| Work instructions |
- A) Rewrite the part of the fentanyl article that begins at "Why it matters: Fentanyl" and ends after "of fentanyl materials.", putting "legislators" in place of "lawmakers".
- B) According to the fentanyl article, which two representatives lead the new working group?
- C) Extend the article about the fentanyl working group by writing what comes after its final sentence.

| Document |
┏━━
Why it matters: Fentanyl and other synthetic opioids kill tens of thousands of Americans every year, tearing apart families while fracturing communities and disrupting the labor market.
Driving the news: Some members of the House Select Committee on the Chinese Communist Party are forming a new policy working group, Chairman John Moolenaar (R-Mich.) and ranking member Raja Krishnamoorthi (D-Ill.) told Axios first.
- The seven-member group will seek to boost sanctions, target money launderers, and explore trade reforms to cut off supply from China, the lawmakers say.
The big picture: The working group, led by Reps. Dan Newhouse (R-Wash.) and Jake Auchincloss (D-Mass.), will build upon the select committee's report earlier this year detailing the ways the Chinese government subsidizes the manufacturing of fentanyl materials.
- Reps. Neal Dunn (R-Fla.), Ro Khanna (D-Calif.), Dusty Johnson (R-S.D.), Ritchie Torres (D-N.Y.) and Michelle Steel (R-Calif.) will also serve in the group.
What they're saying: "From funding the manufacturing and export of illicit fentanyl precursor chemicals to holding ownership interest in companies tied to drug trafficking, the CCP is not only an active participant in the drug trade — they are directly incentivizing it," Newhouse said in a statement.
┗━━
| Stored records |
┏━━
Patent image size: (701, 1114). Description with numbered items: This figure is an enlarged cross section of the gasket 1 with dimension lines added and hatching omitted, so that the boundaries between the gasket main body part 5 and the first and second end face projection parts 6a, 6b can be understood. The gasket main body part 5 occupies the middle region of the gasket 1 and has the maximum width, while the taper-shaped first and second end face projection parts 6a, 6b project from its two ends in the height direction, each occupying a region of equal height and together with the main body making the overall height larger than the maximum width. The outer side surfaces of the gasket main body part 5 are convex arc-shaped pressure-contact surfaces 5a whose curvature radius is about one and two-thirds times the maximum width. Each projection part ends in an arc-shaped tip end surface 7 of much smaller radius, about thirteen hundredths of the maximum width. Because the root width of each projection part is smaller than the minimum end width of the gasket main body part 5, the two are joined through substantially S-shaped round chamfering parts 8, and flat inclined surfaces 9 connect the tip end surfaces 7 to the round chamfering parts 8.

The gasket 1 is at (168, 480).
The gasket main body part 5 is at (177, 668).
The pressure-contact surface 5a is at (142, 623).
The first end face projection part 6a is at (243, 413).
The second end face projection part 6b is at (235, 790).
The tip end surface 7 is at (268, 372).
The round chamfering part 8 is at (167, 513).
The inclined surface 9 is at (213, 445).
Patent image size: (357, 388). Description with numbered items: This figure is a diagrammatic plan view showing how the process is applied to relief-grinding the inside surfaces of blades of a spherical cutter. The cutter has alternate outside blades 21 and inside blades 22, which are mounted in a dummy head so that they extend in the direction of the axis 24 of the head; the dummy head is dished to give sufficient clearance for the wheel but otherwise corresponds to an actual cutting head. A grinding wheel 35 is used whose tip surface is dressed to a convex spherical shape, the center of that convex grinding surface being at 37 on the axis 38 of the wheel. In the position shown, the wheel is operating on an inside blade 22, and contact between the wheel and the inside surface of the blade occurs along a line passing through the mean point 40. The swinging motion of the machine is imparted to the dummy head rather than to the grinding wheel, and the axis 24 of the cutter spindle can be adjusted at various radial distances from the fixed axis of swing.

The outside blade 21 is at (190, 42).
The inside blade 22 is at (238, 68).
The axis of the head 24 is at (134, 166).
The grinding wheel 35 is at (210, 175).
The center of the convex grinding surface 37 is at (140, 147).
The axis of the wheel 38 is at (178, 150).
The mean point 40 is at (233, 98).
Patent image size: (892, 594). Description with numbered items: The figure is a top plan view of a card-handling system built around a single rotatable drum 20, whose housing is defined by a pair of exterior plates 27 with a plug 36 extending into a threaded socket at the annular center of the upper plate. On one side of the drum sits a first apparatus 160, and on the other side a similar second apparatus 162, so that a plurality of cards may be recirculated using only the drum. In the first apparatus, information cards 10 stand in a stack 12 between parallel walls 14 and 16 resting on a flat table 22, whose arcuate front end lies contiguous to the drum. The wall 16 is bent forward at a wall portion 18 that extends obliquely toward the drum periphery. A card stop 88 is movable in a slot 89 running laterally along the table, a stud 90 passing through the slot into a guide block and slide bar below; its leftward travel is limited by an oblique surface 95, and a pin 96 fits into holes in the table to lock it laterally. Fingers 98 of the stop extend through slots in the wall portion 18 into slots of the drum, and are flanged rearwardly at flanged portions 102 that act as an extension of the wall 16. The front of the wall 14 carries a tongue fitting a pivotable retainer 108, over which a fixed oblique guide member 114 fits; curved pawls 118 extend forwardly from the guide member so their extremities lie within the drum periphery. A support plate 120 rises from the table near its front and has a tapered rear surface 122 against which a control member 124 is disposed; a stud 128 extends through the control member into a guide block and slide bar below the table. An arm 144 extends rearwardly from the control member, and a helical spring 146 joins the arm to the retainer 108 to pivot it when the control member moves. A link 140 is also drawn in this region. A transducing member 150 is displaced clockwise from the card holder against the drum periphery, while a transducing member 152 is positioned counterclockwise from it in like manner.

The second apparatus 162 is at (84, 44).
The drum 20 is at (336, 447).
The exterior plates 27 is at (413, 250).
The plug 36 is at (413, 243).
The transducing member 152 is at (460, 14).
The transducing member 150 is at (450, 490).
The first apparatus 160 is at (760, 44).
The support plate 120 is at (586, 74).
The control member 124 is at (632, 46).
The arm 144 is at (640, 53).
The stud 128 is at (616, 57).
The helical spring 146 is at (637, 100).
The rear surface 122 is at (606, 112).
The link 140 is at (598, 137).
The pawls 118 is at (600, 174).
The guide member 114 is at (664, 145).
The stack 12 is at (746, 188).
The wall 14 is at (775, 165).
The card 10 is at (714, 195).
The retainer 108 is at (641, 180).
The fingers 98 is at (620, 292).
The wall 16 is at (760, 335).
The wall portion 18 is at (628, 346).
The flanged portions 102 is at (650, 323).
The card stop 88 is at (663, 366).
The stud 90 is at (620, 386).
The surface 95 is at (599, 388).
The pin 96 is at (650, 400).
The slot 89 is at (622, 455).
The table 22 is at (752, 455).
┗━━
| Answers by task |
- A)
Why it matters: Fentanyl and other synthetic opioids kill tens of thousands of Americans every year, tearing apart families while fracturing communities and disrupting the labor market.
Driving the news: Some members of the House Select Committee on the Chinese Communist Party are forming a new policy working group, Chairman John Moolenaar (R-Mich.) and ranking member Raja Krishnamoorthi (D-Ill.) told Axios first.
- The seven-member group will seek to boost sanctions, target money launderers, and explore trade reforms to cut off supply from China, the legislators say.
The big picture: The working group, led by Reps. Dan Newhouse (R-Wash.) and Jake Auchincloss (D-Mass.), will build upon the select committee's report earlier this year detailing the ways the Chinese government subsidizes the manufacturing of fentanyl materials.

- B) Reps. Dan Newhouse (R-Wash.) and Jake Auchincloss (D-Mass.) lead it.

- C)
- The CCP "is essentially the central culprit behind the opioid epidemic," Torres told Axios last month. "97% of the fentanyl precursors are made in China."
Zoom in: The group will work to strengthen existing sanctions on entities involved in the fentanyl trade and draft legislation for new sanctions.
- Those entities include Chinese financial institutions "that launder drug proceeds for illicit chemical manufacturers and cartels," a committee spokesperson told Axios.
- The group will also target China-based apps "involved in money laundering and the fentanyl trade, such as WeChat Pay," by making them register as money services businesses.
- The lawmakers will focus on changing trade laws as well. They'll seek to lower the de minimis threshold that allows shipments under $800 to enter the U.S. with less scrutiny after the committee found fentanyl precursors often reached the country that way.
Context: The U.S. overdose death rate involving fentanyl almost quadrupled between 2016 and 2021.
- Chinese President Xi Jinping and President Biden made a pledge in November to curb the flow of chemical precursors to fentanyl. They also discussed the issue in April.
- Despite these overtures, Torres said he's "convinced that the CCP is stringing us along and we have to get tough."
Between the lines: Cracking down on China may not make the fentanyl epidemic disappear entirely.
- The production of fentanyl and its precursors is neither particularly technologically complicated or expensive, says Jonathan Caulkins, a professor at Carnegie Mellon University who studies the drug trade.
- "I don't know what would stop other companies or individuals in other countries or parts of the world from stepping in to start to take over the supply," Caulkins said.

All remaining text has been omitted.